## Begin Material

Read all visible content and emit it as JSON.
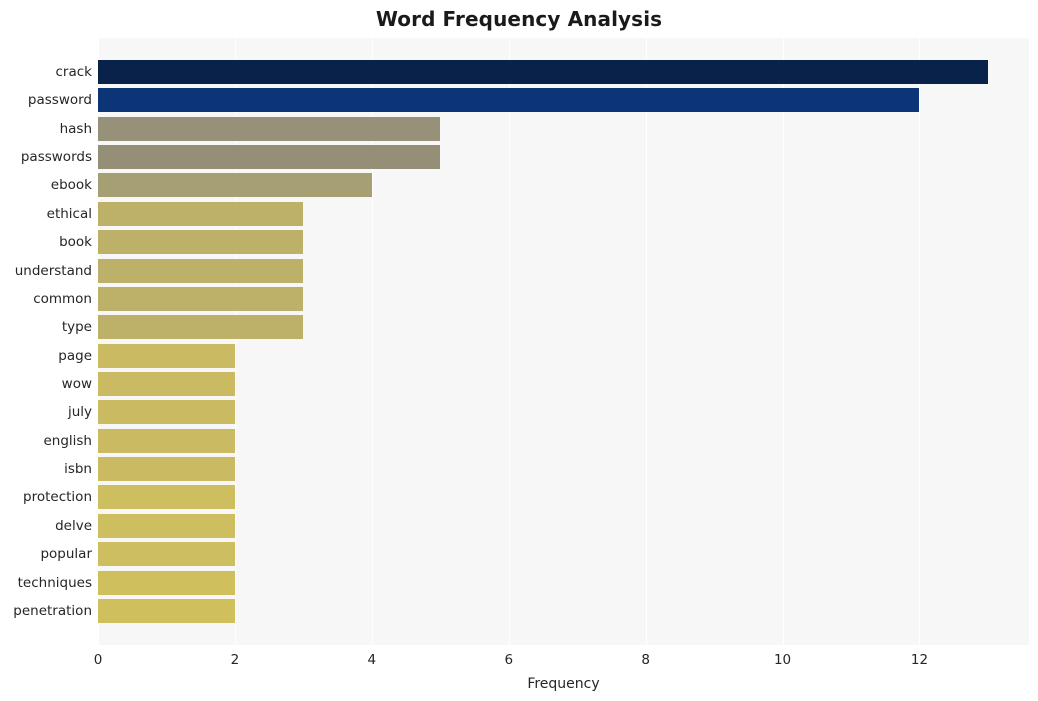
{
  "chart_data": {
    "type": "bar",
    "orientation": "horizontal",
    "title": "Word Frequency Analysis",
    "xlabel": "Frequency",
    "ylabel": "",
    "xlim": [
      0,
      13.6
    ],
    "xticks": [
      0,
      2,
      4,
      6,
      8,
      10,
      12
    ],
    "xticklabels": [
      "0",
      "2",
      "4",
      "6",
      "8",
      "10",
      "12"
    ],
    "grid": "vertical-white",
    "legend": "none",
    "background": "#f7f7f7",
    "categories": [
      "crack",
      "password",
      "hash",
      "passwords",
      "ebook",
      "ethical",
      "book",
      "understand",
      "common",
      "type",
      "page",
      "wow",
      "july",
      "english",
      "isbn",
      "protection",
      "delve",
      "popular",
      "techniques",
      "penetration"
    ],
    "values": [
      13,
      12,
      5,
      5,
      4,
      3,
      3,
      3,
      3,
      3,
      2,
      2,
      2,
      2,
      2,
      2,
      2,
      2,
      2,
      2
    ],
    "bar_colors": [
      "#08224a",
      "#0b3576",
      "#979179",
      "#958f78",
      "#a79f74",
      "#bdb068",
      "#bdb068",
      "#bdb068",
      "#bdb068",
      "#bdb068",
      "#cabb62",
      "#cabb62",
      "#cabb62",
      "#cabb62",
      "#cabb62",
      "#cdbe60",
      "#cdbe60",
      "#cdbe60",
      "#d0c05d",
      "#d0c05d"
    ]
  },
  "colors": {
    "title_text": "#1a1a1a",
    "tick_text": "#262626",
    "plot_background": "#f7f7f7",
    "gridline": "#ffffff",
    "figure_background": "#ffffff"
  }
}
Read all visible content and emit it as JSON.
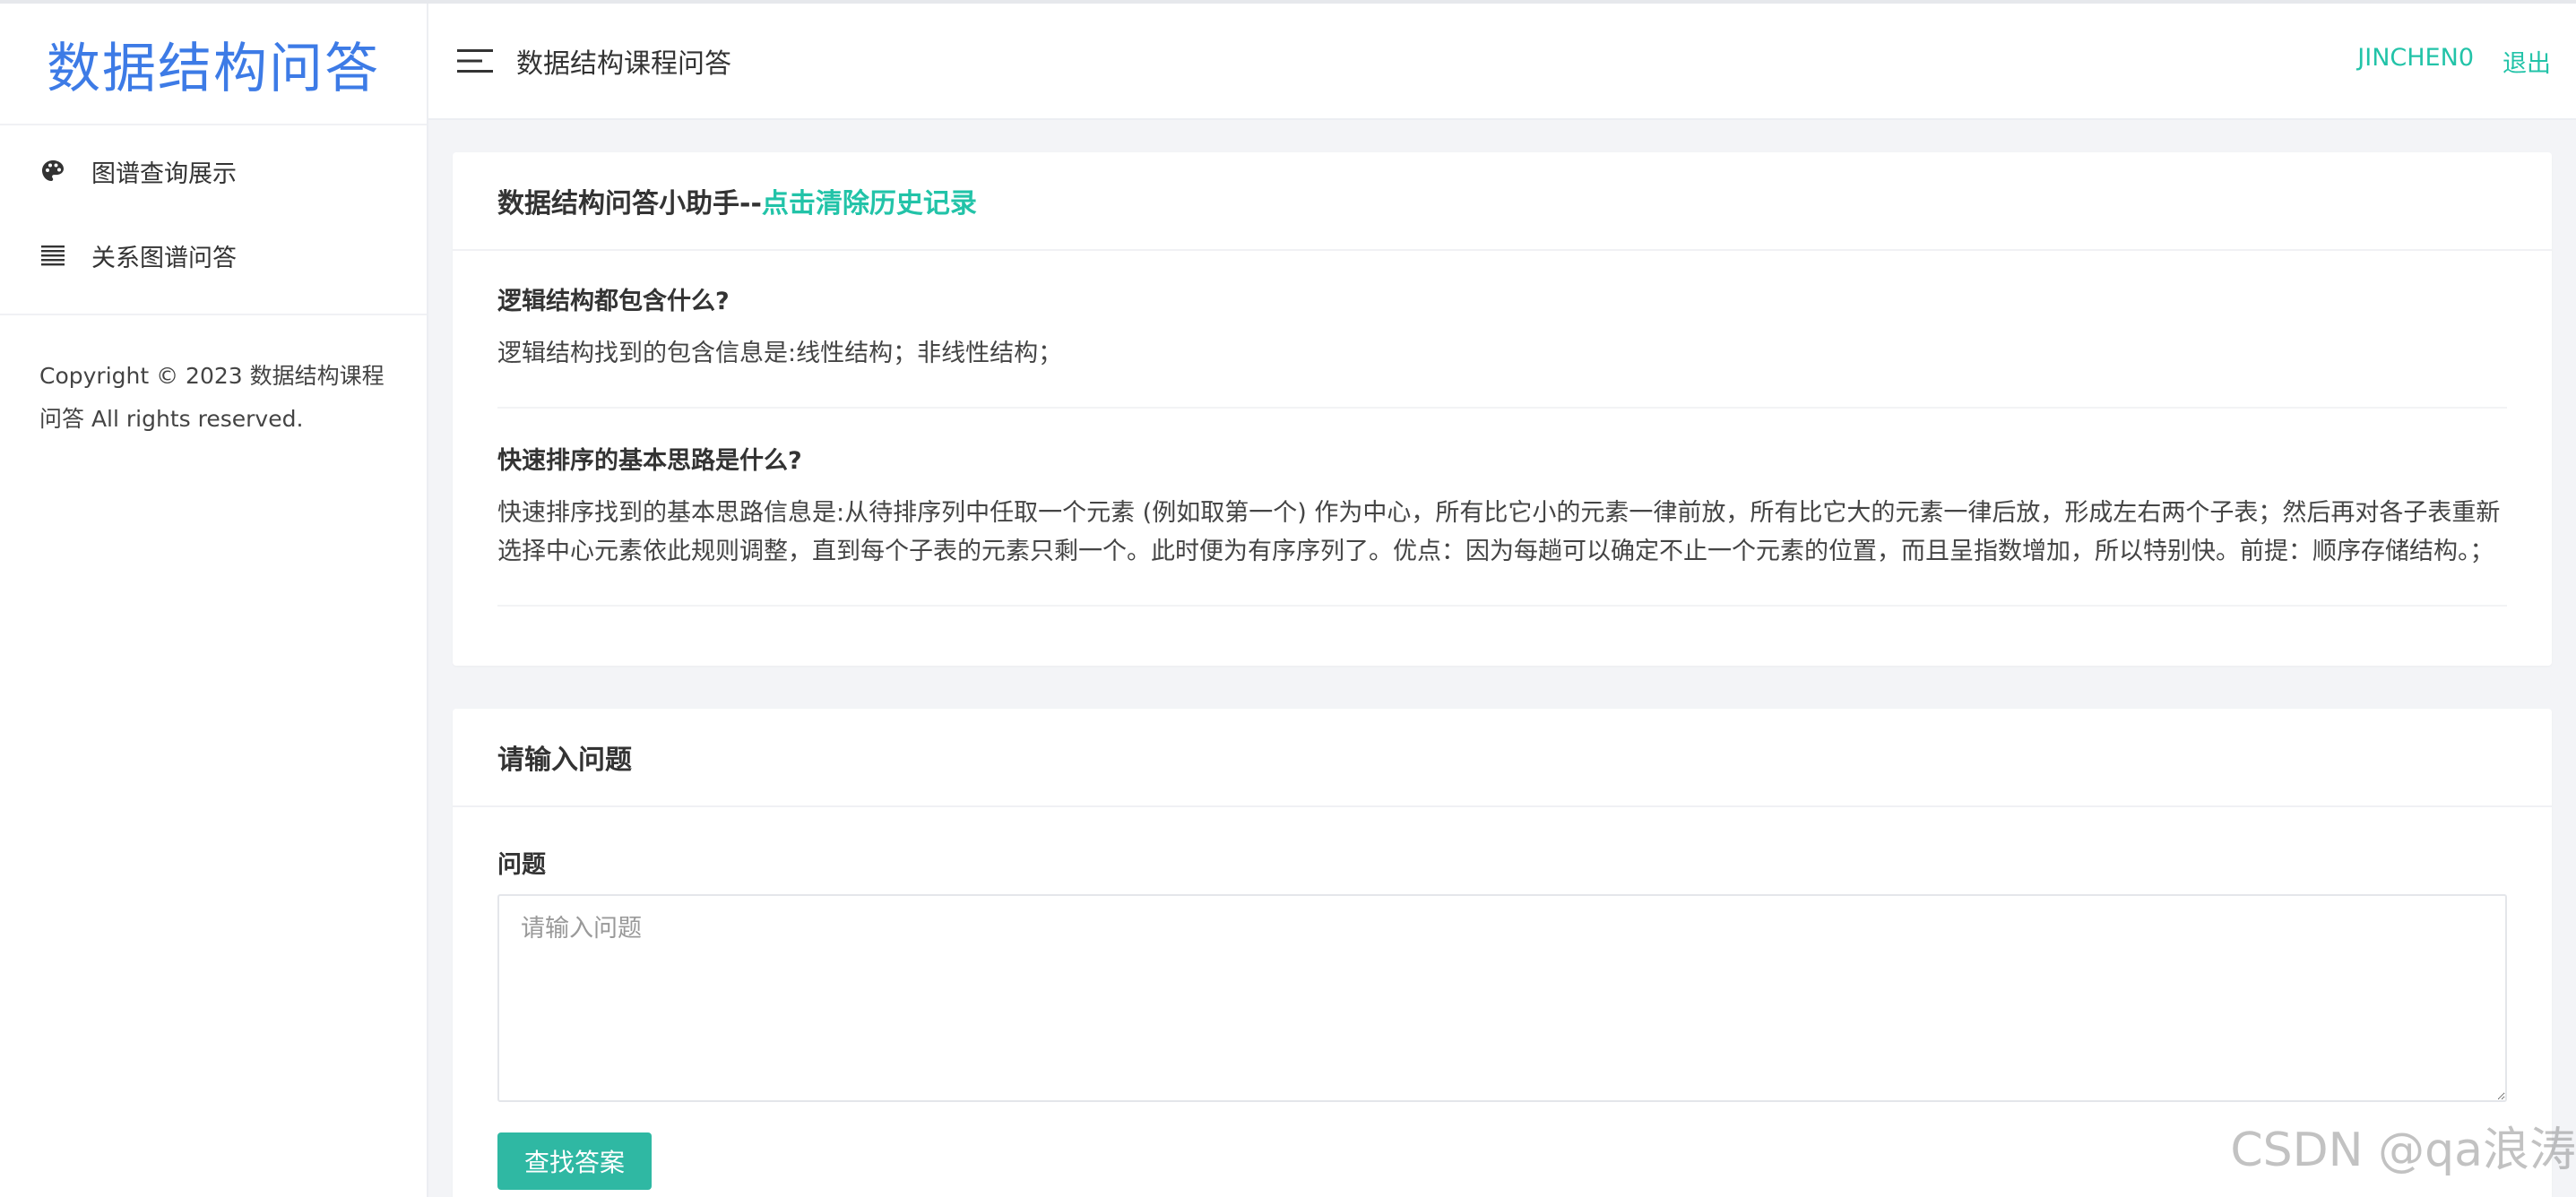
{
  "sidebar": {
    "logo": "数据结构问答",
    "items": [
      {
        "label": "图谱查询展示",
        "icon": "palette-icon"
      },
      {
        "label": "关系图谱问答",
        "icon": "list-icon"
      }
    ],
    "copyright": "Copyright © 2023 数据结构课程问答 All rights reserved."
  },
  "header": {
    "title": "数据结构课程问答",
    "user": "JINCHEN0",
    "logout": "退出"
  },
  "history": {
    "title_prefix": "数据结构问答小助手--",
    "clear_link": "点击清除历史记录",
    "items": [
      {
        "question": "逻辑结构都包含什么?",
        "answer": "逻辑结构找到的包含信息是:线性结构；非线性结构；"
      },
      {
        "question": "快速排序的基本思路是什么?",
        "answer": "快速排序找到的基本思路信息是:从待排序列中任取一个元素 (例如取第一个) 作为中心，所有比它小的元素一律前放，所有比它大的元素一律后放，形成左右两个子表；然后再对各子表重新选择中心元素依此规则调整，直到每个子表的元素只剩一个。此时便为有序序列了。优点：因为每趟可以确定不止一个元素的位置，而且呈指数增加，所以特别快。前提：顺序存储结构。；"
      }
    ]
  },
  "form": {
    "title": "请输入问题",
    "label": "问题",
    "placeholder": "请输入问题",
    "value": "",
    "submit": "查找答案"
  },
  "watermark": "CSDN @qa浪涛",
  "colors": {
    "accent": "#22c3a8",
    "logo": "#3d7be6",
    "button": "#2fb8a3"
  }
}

## End Material

Extract, from the material above, each line holding the word "ffffff".

    "gridline": "#ffffff",
    "figure_background": "#ffffff"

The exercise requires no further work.